WRITTEN EXERCISE: Reproduce the records below exactly as they appear.

Excerpt from a dataset:
========

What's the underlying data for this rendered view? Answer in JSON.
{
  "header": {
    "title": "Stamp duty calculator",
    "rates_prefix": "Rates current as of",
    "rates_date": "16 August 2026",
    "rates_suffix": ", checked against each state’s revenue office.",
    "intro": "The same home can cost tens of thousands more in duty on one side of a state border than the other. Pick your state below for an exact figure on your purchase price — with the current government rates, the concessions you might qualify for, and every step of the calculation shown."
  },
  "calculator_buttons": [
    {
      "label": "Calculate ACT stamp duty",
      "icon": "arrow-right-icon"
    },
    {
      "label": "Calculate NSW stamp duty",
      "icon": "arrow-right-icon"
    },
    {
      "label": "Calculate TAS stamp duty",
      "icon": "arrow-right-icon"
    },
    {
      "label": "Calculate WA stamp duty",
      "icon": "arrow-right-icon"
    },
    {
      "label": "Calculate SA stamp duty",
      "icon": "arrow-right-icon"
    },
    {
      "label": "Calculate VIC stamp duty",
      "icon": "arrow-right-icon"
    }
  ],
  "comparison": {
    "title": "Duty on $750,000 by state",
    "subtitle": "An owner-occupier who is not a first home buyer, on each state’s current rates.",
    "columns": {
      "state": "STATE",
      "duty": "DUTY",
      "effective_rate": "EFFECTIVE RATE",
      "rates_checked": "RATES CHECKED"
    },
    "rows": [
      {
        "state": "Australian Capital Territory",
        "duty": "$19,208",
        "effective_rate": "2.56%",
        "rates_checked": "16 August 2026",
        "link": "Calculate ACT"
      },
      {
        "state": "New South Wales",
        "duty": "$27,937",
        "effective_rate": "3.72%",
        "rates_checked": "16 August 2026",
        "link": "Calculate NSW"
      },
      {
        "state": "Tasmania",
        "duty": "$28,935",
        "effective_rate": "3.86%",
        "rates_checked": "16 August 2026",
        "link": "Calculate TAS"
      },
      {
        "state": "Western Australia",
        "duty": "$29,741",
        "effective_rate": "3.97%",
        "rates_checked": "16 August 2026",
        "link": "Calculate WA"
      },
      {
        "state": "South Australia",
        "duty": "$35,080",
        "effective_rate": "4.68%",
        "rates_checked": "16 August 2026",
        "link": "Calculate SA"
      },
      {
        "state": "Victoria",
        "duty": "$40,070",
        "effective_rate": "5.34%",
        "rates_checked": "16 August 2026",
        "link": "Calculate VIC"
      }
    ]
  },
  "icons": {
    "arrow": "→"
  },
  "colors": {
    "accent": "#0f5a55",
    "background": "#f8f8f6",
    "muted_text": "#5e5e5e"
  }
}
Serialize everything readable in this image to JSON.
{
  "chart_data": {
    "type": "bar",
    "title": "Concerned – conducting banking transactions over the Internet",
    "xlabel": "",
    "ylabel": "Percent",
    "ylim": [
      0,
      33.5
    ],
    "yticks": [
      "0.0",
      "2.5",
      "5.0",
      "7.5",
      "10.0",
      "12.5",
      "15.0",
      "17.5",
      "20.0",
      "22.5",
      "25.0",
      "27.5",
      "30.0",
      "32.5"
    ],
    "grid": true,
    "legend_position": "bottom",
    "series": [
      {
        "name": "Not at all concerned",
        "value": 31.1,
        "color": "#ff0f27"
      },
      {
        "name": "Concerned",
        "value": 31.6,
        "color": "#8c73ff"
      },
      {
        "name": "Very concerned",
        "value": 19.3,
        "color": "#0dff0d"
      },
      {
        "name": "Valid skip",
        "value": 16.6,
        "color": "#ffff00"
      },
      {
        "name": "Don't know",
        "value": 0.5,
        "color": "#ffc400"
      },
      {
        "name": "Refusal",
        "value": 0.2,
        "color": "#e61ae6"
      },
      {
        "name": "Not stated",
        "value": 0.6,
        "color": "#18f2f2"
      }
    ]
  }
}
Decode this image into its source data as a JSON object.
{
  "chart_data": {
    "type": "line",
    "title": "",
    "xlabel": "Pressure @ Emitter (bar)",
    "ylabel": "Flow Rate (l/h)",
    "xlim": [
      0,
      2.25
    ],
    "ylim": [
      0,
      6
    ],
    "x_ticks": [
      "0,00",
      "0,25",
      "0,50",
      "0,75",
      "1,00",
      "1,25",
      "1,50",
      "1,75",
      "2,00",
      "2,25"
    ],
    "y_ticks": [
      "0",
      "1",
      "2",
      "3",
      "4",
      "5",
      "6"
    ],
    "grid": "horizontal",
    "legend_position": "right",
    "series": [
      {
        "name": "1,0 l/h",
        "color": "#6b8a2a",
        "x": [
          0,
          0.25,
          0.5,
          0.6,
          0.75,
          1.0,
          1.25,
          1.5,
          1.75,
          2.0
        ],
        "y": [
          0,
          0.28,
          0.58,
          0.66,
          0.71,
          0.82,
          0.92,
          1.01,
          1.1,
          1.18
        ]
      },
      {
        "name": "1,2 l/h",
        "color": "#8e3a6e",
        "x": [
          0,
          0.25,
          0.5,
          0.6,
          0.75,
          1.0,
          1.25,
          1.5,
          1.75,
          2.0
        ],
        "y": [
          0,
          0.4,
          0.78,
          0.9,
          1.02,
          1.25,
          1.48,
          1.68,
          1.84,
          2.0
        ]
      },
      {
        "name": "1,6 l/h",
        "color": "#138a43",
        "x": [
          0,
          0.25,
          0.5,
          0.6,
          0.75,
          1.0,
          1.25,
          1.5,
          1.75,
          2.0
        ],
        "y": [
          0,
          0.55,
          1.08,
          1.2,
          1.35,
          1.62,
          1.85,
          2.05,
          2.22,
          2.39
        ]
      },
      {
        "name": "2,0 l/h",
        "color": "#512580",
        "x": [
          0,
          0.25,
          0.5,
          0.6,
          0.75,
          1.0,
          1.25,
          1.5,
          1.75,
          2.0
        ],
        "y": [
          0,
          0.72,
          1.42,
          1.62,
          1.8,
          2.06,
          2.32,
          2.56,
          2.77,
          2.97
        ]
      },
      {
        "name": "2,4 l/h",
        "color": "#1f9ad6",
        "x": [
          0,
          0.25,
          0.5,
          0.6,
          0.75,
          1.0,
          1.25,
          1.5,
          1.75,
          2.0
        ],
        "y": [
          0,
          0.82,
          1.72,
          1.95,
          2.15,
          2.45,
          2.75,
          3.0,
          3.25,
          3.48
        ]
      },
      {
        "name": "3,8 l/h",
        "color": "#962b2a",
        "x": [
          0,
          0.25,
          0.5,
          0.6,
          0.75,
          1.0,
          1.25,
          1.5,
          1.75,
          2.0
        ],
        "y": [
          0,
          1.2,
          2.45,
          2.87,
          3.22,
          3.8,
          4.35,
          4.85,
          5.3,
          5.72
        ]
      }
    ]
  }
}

========

FULL ANSWER:
What's the underlying data for this rendered view? Answer in JSON.
{
  "header": {
    "title": "Stamp duty calculator",
    "rates_prefix": "Rates current as of",
    "rates_date": "16 August 2026",
    "rates_suffix": ", checked against each state’s revenue office.",
    "intro": "The same home can cost tens of thousands more in duty on one side of a state border than the other. Pick your state below for an exact figure on your purchase price — with the current government rates, the concessions you might qualify for, and every step of the calculation shown."
  },
  "calculator_buttons": [
    {
      "label": "Calculate ACT stamp duty",
      "icon": "arrow-right-icon"
    },
    {
      "label": "Calculate NSW stamp duty",
      "icon": "arrow-right-icon"
    },
    {
      "label": "Calculate TAS stamp duty",
      "icon": "arrow-right-icon"
    },
    {
      "label": "Calculate WA stamp duty",
      "icon": "arrow-right-icon"
    },
    {
      "label": "Calculate SA stamp duty",
      "icon": "arrow-right-icon"
    },
    {
      "label": "Calculate VIC stamp duty",
      "icon": "arrow-right-icon"
    }
  ],
  "comparison": {
    "title": "Duty on $750,000 by state",
    "subtitle": "An owner-occupier who is not a first home buyer, on each state’s current rates.",
    "columns": {
      "state": "STATE",
      "duty": "DUTY",
      "effective_rate": "EFFECTIVE RATE",
      "rates_checked": "RATES CHECKED"
    },
    "rows": [
      {
        "state": "Australian Capital Territory",
        "duty": "$19,208",
        "effective_rate": "2.56%",
        "rates_checked": "16 August 2026",
        "link": "Calculate ACT"
      },
      {
        "state": "New South Wales",
        "duty": "$27,937",
        "effective_rate": "3.72%",
        "rates_checked": "16 August 2026",
        "link": "Calculate NSW"
      },
      {
        "state": "Tasmania",
        "duty": "$28,935",
        "effective_rate": "3.86%",
        "rates_checked": "16 August 2026",
        "link": "Calculate TAS"
      },
      {
        "state": "Western Australia",
        "duty": "$29,741",
        "effective_rate": "3.97%",
        "rates_checked": "16 August 2026",
        "link": "Calculate WA"
      },
      {
        "state": "South Australia",
        "duty": "$35,080",
        "effective_rate": "4.68%",
        "rates_checked": "16 August 2026",
        "link": "Calculate SA"
      },
      {
        "state": "Victoria",
        "duty": "$40,070",
        "effective_rate": "5.34%",
        "rates_checked": "16 August 2026",
        "link": "Calculate VIC"
      }
    ]
  },
  "icons": {
    "arrow": "→"
  },
  "colors": {
    "accent": "#0f5a55",
    "background": "#f8f8f6",
    "muted_text": "#5e5e5e"
  }
}
Serialize everything readable in this image to JSON.
{
  "chart_data": {
    "type": "bar",
    "title": "Concerned – conducting banking transactions over the Internet",
    "xlabel": "",
    "ylabel": "Percent",
    "ylim": [
      0,
      33.5
    ],
    "yticks": [
      "0.0",
      "2.5",
      "5.0",
      "7.5",
      "10.0",
      "12.5",
      "15.0",
      "17.5",
      "20.0",
      "22.5",
      "25.0",
      "27.5",
      "30.0",
      "32.5"
    ],
    "grid": true,
    "legend_position": "bottom",
    "series": [
      {
        "name": "Not at all concerned",
        "value": 31.1,
        "color": "#ff0f27"
      },
      {
        "name": "Concerned",
        "value": 31.6,
        "color": "#8c73ff"
      },
      {
        "name": "Very concerned",
        "value": 19.3,
        "color": "#0dff0d"
      },
      {
        "name": "Valid skip",
        "value": 16.6,
        "color": "#ffff00"
      },
      {
        "name": "Don't know",
        "value": 0.5,
        "color": "#ffc400"
      },
      {
        "name": "Refusal",
        "value": 0.2,
        "color": "#e61ae6"
      },
      {
        "name": "Not stated",
        "value": 0.6,
        "color": "#18f2f2"
      }
    ]
  }
}
Decode this image into its source data as a JSON object.
{
  "chart_data": {
    "type": "line",
    "title": "",
    "xlabel": "Pressure @ Emitter (bar)",
    "ylabel": "Flow Rate (l/h)",
    "xlim": [
      0,
      2.25
    ],
    "ylim": [
      0,
      6
    ],
    "x_ticks": [
      "0,00",
      "0,25",
      "0,50",
      "0,75",
      "1,00",
      "1,25",
      "1,50",
      "1,75",
      "2,00",
      "2,25"
    ],
    "y_ticks": [
      "0",
      "1",
      "2",
      "3",
      "4",
      "5",
      "6"
    ],
    "grid": "horizontal",
    "legend_position": "right",
    "series": [
      {
        "name": "1,0 l/h",
        "color": "#6b8a2a",
        "x": [
          0,
          0.25,
          0.5,
          0.6,
          0.75,
          1.0,
          1.25,
          1.5,
          1.75,
          2.0
        ],
        "y": [
          0,
          0.28,
          0.58,
          0.66,
          0.71,
          0.82,
          0.92,
          1.01,
          1.1,
          1.18
        ]
      },
      {
        "name": "1,2 l/h",
        "color": "#8e3a6e",
        "x": [
          0,
          0.25,
          0.5,
          0.6,
          0.75,
          1.0,
          1.25,
          1.5,
          1.75,
          2.0
        ],
        "y": [
          0,
          0.4,
          0.78,
          0.9,
          1.02,
          1.25,
          1.48,
          1.68,
          1.84,
          2.0
        ]
      },
      {
        "name": "1,6 l/h",
        "color": "#138a43",
        "x": [
          0,
          0.25,
          0.5,
          0.6,
          0.75,
          1.0,
          1.25,
          1.5,
          1.75,
          2.0
        ],
        "y": [
          0,
          0.55,
          1.08,
          1.2,
          1.35,
          1.62,
          1.85,
          2.05,
          2.22,
          2.39
        ]
      },
      {
        "name": "2,0 l/h",
        "color": "#512580",
        "x": [
          0,
          0.25,
          0.5,
          0.6,
          0.75,
          1.0,
          1.25,
          1.5,
          1.75,
          2.0
        ],
        "y": [
          0,
          0.72,
          1.42,
          1.62,
          1.8,
          2.06,
          2.32,
          2.56,
          2.77,
          2.97
        ]
      },
      {
        "name": "2,4 l/h",
        "color": "#1f9ad6",
        "x": [
          0,
          0.25,
          0.5,
          0.6,
          0.75,
          1.0,
          1.25,
          1.5,
          1.75,
          2.0
        ],
        "y": [
          0,
          0.82,
          1.72,
          1.95,
          2.15,
          2.45,
          2.75,
          3.0,
          3.25,
          3.48
        ]
      },
      {
        "name": "3,8 l/h",
        "color": "#962b2a",
        "x": [
          0,
          0.25,
          0.5,
          0.6,
          0.75,
          1.0,
          1.25,
          1.5,
          1.75,
          2.0
        ],
        "y": [
          0,
          1.2,
          2.45,
          2.87,
          3.22,
          3.8,
          4.35,
          4.85,
          5.3,
          5.72
        ]
      }
    ]
  }
}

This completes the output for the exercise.